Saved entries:
★ ★ ★ ★ ★

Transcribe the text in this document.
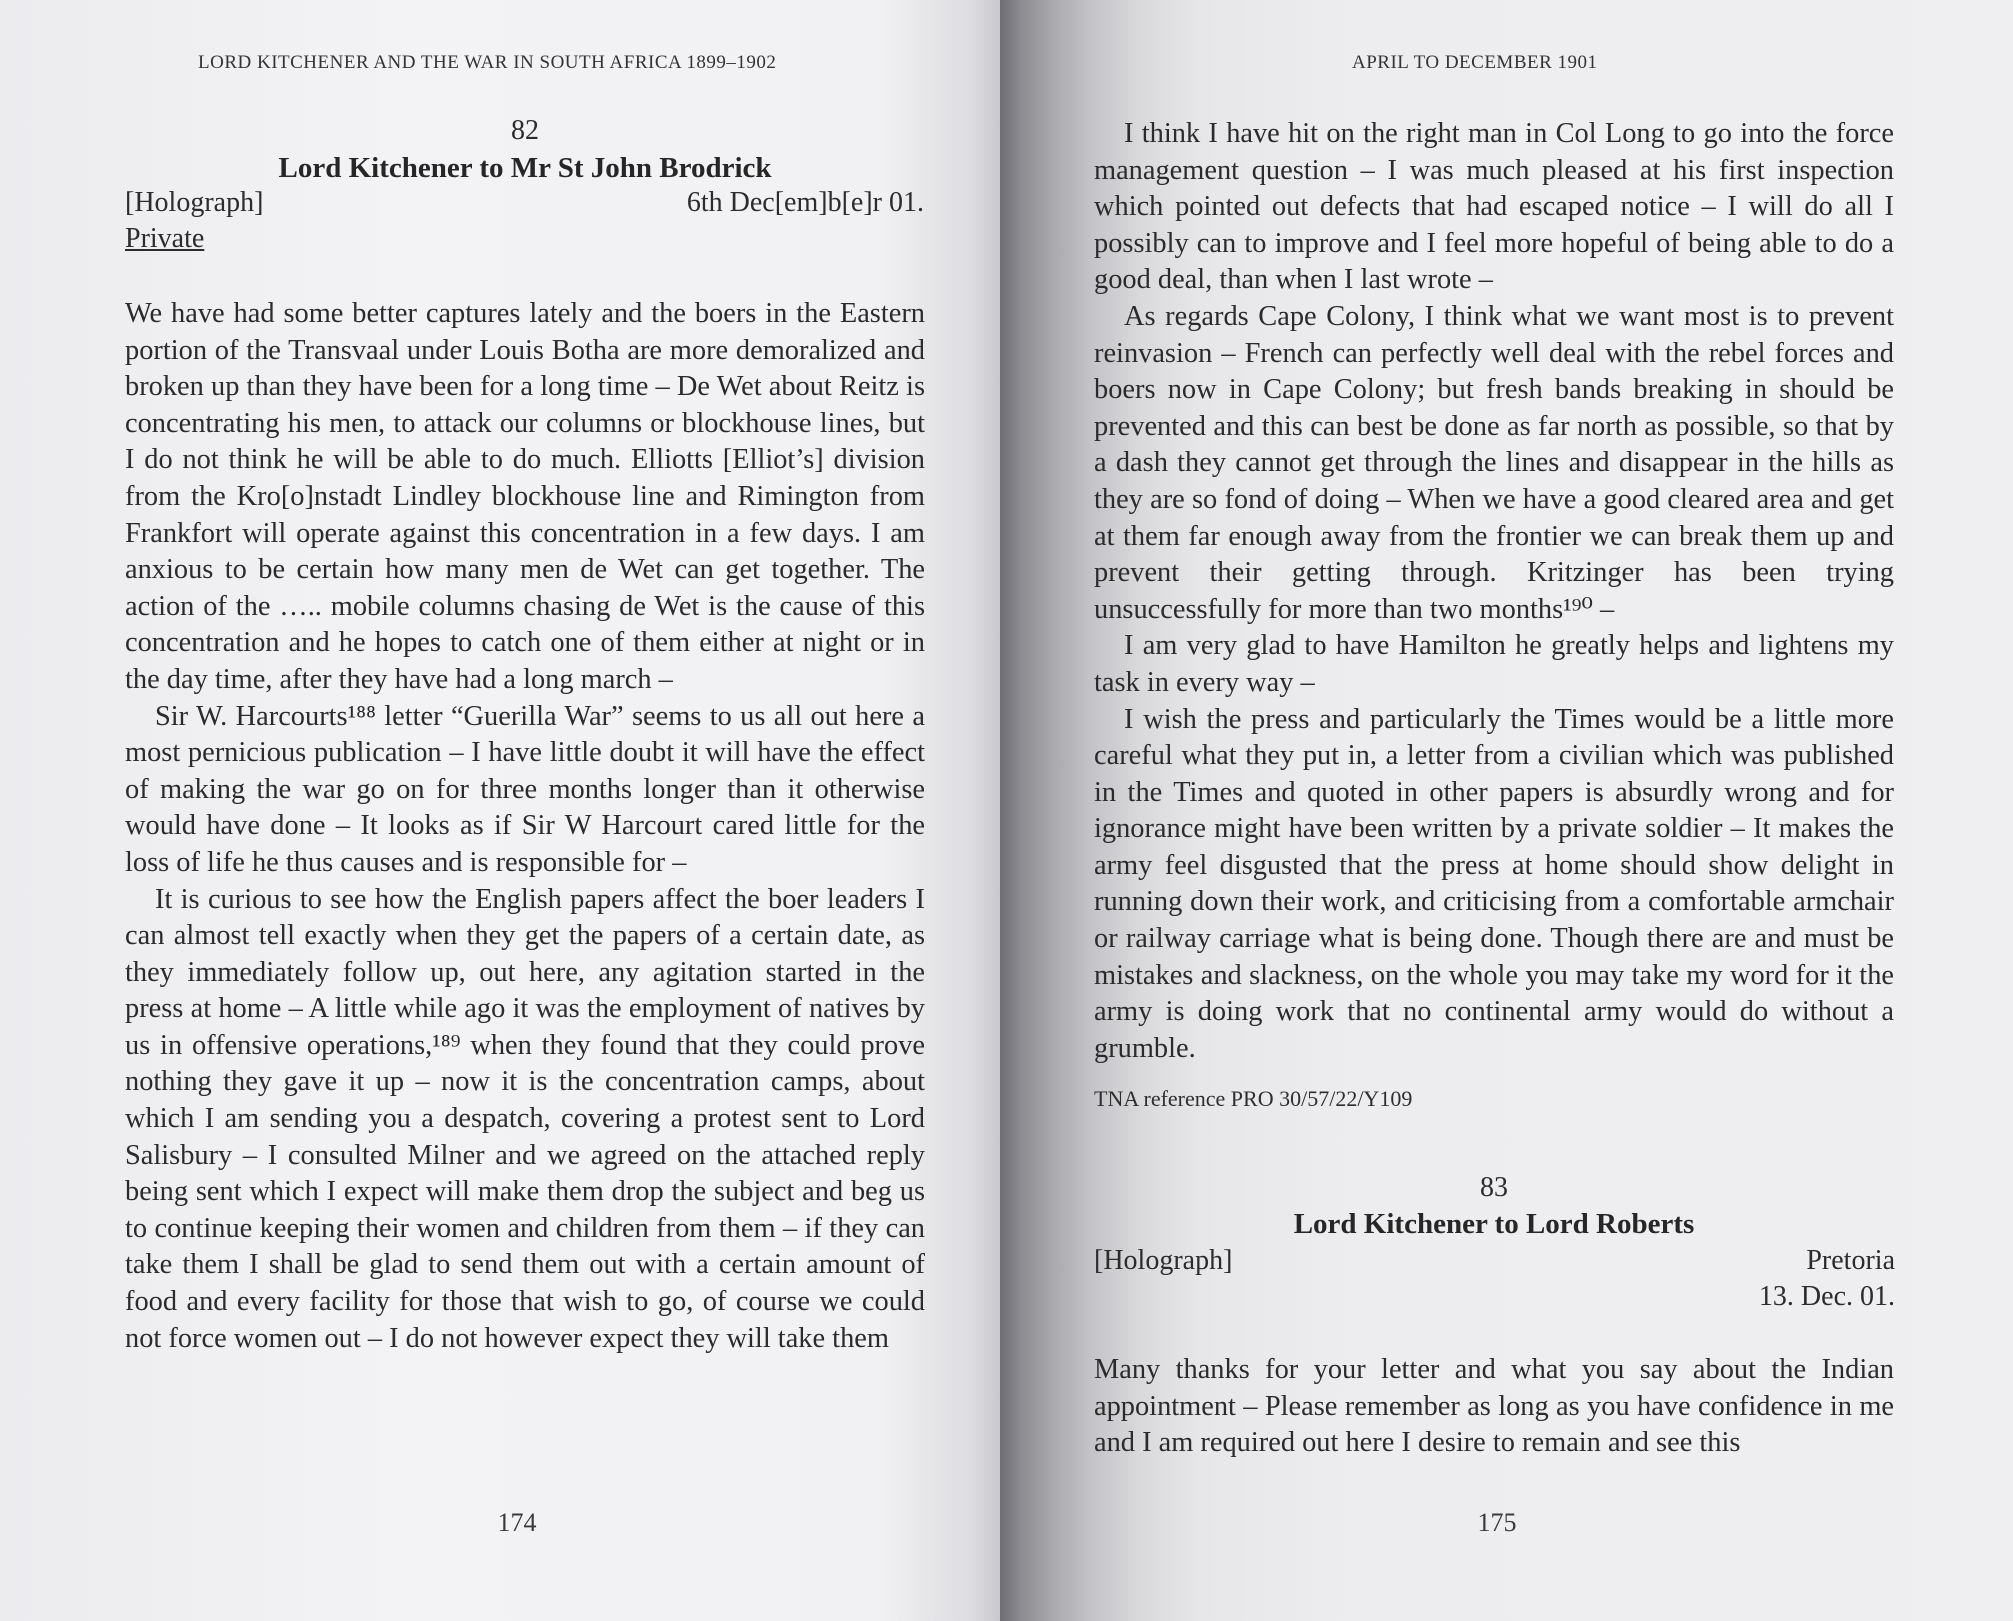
LORD KITCHENER AND THE WAR IN SOUTH AFRICA 1899–1902
82
Lord Kitchener to Mr St John Brodrick
[Holograph]	6th Dec[em]b[e]r 01.
Private

We have had some better captures lately and the boers in the Eastern portion of the Transvaal under Louis Botha are more demoralized and broken up than they have been for a long time – De Wet about Reitz is concentrating his men, to attack our columns or blockhouse lines, but I do not think he will be able to do much. Elliotts [Elliot’s] division from the Kro[o]nstadt Lindley blockhouse line and Rimington from Frankfort will operate against this concentration in a few days. I am anxious to be certain how many men de Wet can get together. The action of the ….. mobile columns chasing de Wet is the cause of this concentration and he hopes to catch one of them either at night or in the day time, after they have had a long march –

Sir W. Harcourts¹⁸⁸ letter “Guerilla War” seems to us all out here a most pernicious publication – I have little doubt it will have the effect of making the war go on for three months longer than it otherwise would have done – It looks as if Sir W Harcourt cared little for the loss of life he thus causes and is responsible for –

It is curious to see how the English papers affect the boer leaders I can almost tell exactly when they get the papers of a certain date, as they immediately follow up, out here, any agitation started in the press at home – A little while ago it was the employment of natives by us in offensive operations,¹⁸⁹ when they found that they could prove nothing they gave it up – now it is the concentration camps, about which I am sending you a despatch, covering a protest sent to Lord Salisbury – I consulted Milner and we agreed on the attached reply being sent which I expect will make them drop the subject and beg us to continue keeping their women and children from them – if they can take them I shall be glad to send them out with a certain amount of food and every facility for those that wish to go, of course we could not force women out – I do not however expect they will take them

174
APRIL TO DECEMBER 1901

I think I have hit on the right man in Col Long to go into the force management question – I was much pleased at his first inspection which pointed out defects that had escaped notice – I will do all I possibly can to improve and I feel more hopeful of being able to do a good deal, than when I last wrote –

As regards Cape Colony, I think what we want most is to prevent reinvasion – French can perfectly well deal with the rebel forces and boers now in Cape Colony; but fresh bands breaking in should be prevented and this can best be done as far north as possible, so that by a dash they cannot get through the lines and disappear in the hills as they are so fond of doing – When we have a good cleared area and get at them far enough away from the frontier we can break them up and prevent their getting through. Kritzinger has been trying unsuccessfully for more than two months¹⁹⁰ –

I am very glad to have Hamilton he greatly helps and lightens my task in every way –

I wish the press and particularly the Times would be a little more careful what they put in, a letter from a civilian which was published in the Times and quoted in other papers is absurdly wrong and for ignorance might have been written by a private soldier – It makes the army feel disgusted that the press at home should show delight in running down their work, and criticising from a comfortable armchair or railway carriage what is being done. Though there are and must be mistakes and slackness, on the whole you may take my word for it the army is doing work that no continental army would do without a grumble.

TNA reference PRO 30/57/22/Y109
83
Lord Kitchener to Lord Roberts
[Holograph]	Pretoria
13. Dec. 01.

Many thanks for your letter and what you say about the Indian appointment – Please remember as long as you have confidence in me and I am required out here I desire to remain and see this

175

★ ★ ★ ★ ★

- _What to work on_:
Reproduce all entries exactly. Pictures do not belong in the copy.

- _Expected answer_:
Transcribe the text in this document.
LORD KITCHENER AND THE WAR IN SOUTH AFRICA 1899–1902
82
Lord Kitchener to Mr St John Brodrick
[Holograph]	6th Dec[em]b[e]r 01.
Private

We have had some better captures lately and the boers in the Eastern portion of the Transvaal under Louis Botha are more demoralized and broken up than they have been for a long time – De Wet about Reitz is concentrating his men, to attack our columns or blockhouse lines, but I do not think he will be able to do much. Elliotts [Elliot’s] division from the Kro[o]nstadt Lindley blockhouse line and Rimington from Frankfort will operate against this concentration in a few days. I am anxious to be certain how many men de Wet can get together. The action of the ….. mobile columns chasing de Wet is the cause of this concentration and he hopes to catch one of them either at night or in the day time, after they have had a long march –

Sir W. Harcourts¹⁸⁸ letter “Guerilla War” seems to us all out here a most pernicious publication – I have little doubt it will have the effect of making the war go on for three months longer than it otherwise would have done – It looks as if Sir W Harcourt cared little for the loss of life he thus causes and is responsible for –

It is curious to see how the English papers affect the boer leaders I can almost tell exactly when they get the papers of a certain date, as they immediately follow up, out here, any agitation started in the press at home – A little while ago it was the employment of natives by us in offensive operations,¹⁸⁹ when they found that they could prove nothing they gave it up – now it is the concentration camps, about which I am sending you a despatch, covering a protest sent to Lord Salisbury – I consulted Milner and we agreed on the attached reply being sent which I expect will make them drop the subject and beg us to continue keeping their women and children from them – if they can take them I shall be glad to send them out with a certain amount of food and every facility for those that wish to go, of course we could not force women out – I do not however expect they will take them

174
APRIL TO DECEMBER 1901

I think I have hit on the right man in Col Long to go into the force management question – I was much pleased at his first inspection which pointed out defects that had escaped notice – I will do all I possibly can to improve and I feel more hopeful of being able to do a good deal, than when I last wrote –

As regards Cape Colony, I think what we want most is to prevent reinvasion – French can perfectly well deal with the rebel forces and boers now in Cape Colony; but fresh bands breaking in should be prevented and this can best be done as far north as possible, so that by a dash they cannot get through the lines and disappear in the hills as they are so fond of doing – When we have a good cleared area and get at them far enough away from the frontier we can break them up and prevent their getting through. Kritzinger has been trying unsuccessfully for more than two months¹⁹⁰ –

I am very glad to have Hamilton he greatly helps and lightens my task in every way –

I wish the press and particularly the Times would be a little more careful what they put in, a letter from a civilian which was published in the Times and quoted in other papers is absurdly wrong and for ignorance might have been written by a private soldier – It makes the army feel disgusted that the press at home should show delight in running down their work, and criticising from a comfortable armchair or railway carriage what is being done. Though there are and must be mistakes and slackness, on the whole you may take my word for it the army is doing work that no continental army would do without a grumble.

TNA reference PRO 30/57/22/Y109
83
Lord Kitchener to Lord Roberts
[Holograph]	Pretoria
13. Dec. 01.

Many thanks for your letter and what you say about the Indian appointment – Please remember as long as you have confidence in me and I am required out here I desire to remain and see this

175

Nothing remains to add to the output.